== Segment start ==
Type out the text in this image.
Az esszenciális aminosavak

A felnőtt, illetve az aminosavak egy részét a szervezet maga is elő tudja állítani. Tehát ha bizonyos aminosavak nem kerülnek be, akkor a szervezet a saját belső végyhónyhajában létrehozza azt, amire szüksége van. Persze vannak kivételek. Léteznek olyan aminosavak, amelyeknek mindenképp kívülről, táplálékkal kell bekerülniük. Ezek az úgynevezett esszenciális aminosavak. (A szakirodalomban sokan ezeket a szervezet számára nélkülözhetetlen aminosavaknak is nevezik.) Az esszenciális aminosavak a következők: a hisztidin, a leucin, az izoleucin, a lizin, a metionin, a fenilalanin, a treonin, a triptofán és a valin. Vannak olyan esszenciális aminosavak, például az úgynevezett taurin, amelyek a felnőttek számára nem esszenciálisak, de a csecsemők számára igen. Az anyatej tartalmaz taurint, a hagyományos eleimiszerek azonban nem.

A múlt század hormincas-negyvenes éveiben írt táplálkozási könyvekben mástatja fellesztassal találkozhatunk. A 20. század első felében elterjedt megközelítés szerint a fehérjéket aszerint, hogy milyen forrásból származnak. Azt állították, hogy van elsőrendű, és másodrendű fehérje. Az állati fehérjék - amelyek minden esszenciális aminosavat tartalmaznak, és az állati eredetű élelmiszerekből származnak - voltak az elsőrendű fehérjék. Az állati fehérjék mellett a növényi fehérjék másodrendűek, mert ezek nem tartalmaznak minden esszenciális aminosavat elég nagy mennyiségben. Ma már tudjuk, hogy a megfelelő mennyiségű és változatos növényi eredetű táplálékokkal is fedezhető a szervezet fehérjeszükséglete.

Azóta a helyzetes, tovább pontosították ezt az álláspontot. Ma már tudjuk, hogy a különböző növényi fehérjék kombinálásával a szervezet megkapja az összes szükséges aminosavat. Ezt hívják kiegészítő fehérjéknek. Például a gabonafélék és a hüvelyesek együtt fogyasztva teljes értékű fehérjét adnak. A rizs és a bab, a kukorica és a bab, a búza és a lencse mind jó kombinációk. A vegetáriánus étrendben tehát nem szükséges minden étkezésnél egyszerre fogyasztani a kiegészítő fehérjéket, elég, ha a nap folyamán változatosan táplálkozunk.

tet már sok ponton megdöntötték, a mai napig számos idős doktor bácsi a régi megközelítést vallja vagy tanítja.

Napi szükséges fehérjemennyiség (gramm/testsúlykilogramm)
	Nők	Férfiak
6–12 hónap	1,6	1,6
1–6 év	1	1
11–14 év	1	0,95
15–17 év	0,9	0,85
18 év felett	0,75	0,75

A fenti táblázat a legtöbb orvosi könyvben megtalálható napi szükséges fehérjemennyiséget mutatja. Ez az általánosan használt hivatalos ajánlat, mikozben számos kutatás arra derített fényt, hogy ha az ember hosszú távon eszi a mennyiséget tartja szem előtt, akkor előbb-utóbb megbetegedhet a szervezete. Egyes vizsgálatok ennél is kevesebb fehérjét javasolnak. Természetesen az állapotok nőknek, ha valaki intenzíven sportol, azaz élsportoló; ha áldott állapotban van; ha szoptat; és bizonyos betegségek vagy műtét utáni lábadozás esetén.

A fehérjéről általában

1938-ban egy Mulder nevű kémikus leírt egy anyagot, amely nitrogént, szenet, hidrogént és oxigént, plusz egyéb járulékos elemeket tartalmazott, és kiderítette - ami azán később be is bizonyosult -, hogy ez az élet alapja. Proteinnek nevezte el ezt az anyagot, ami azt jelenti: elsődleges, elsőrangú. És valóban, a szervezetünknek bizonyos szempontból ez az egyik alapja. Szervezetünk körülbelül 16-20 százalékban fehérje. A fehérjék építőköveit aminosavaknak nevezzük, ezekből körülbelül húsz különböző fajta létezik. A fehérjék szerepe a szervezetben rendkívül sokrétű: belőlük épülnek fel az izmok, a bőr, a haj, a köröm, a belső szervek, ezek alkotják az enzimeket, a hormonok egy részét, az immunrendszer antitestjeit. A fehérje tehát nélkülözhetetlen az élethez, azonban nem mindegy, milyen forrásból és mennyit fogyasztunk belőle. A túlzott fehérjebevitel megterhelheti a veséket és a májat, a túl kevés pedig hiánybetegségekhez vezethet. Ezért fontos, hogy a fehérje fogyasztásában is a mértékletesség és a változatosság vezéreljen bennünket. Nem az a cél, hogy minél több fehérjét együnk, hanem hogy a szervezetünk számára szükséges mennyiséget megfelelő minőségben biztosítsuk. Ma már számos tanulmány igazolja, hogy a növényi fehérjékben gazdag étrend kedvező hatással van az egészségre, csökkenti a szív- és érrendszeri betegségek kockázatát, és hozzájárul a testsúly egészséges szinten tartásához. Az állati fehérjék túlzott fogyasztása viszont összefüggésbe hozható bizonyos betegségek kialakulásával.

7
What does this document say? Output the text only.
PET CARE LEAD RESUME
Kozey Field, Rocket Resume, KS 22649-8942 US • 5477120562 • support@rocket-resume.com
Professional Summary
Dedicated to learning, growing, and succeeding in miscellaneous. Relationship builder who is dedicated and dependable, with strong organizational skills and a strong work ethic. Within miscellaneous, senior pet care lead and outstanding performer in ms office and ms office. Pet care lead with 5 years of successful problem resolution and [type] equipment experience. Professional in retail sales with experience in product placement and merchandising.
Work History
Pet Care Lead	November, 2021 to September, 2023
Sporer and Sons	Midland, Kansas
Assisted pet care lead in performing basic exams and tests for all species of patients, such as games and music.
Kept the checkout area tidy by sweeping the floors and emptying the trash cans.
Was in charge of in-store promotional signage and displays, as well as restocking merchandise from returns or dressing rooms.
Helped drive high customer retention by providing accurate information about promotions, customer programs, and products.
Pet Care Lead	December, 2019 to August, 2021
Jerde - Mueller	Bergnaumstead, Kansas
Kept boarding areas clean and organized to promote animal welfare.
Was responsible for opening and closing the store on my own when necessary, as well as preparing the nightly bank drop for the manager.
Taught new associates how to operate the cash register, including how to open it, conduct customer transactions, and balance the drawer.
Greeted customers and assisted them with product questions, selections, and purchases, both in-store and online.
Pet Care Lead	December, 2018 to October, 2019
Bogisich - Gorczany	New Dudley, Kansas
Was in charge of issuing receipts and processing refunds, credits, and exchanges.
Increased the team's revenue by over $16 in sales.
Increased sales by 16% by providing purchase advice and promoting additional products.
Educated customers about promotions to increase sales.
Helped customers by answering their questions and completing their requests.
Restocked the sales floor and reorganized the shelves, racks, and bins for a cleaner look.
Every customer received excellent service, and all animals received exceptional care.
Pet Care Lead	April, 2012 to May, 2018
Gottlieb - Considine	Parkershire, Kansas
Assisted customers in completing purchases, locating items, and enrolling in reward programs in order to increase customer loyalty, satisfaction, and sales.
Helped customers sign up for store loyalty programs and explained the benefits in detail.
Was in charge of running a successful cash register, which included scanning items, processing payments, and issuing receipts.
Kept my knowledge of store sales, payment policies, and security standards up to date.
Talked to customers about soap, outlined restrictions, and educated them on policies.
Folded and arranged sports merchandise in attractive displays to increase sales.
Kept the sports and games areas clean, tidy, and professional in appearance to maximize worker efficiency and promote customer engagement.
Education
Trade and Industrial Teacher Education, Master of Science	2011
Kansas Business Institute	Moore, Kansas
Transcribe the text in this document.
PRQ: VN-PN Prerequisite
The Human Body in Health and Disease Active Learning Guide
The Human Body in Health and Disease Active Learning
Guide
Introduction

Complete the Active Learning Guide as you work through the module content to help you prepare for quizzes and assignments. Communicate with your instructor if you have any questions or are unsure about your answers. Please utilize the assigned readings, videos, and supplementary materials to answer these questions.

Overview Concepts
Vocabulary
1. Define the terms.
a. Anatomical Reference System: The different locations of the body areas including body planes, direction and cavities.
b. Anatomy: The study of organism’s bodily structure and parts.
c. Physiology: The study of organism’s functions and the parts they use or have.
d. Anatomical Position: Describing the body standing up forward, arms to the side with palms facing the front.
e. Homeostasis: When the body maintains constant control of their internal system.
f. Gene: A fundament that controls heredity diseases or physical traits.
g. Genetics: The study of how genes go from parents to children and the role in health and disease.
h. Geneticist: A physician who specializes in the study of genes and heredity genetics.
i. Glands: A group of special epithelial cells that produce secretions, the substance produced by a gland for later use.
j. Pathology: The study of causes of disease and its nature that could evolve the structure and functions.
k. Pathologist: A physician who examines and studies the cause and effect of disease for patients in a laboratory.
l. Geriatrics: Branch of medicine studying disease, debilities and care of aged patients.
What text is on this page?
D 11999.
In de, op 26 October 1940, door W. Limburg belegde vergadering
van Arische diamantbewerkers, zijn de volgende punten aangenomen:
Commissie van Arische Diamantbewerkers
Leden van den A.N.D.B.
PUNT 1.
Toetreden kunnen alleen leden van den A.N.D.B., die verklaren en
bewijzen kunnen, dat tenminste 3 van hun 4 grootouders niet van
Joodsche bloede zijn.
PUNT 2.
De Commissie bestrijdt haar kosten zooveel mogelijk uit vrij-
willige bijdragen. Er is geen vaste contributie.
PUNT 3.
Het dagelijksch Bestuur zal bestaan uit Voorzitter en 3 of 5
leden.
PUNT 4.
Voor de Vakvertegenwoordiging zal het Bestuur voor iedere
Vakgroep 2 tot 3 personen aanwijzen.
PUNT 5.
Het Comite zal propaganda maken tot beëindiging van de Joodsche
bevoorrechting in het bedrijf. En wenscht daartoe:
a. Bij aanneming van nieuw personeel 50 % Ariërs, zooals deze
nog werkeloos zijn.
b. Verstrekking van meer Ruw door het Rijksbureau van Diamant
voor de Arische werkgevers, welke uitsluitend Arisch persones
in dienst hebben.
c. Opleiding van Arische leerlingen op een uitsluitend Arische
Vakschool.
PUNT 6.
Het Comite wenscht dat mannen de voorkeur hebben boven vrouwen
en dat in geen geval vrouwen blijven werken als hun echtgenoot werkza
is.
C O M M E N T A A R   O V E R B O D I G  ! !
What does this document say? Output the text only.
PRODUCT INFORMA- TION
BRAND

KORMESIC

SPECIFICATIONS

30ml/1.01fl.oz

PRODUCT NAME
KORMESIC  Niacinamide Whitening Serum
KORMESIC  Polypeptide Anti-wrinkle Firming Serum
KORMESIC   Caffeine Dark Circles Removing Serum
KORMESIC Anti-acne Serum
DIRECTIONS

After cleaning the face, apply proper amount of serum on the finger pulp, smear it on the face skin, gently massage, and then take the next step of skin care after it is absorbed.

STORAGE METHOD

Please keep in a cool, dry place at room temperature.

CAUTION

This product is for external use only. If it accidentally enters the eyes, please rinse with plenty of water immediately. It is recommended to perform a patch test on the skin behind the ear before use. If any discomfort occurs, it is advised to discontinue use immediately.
== Segment end ==
Aim of the exercise: Which lines of the listing above hold the word "Comite"? Copy each of them.

Exercise result:
Het Comite zal propaganda maken tot beëindiging van de Joodsche
Het Comite wenscht dat mannen de voorkeur hebben boven vrouwen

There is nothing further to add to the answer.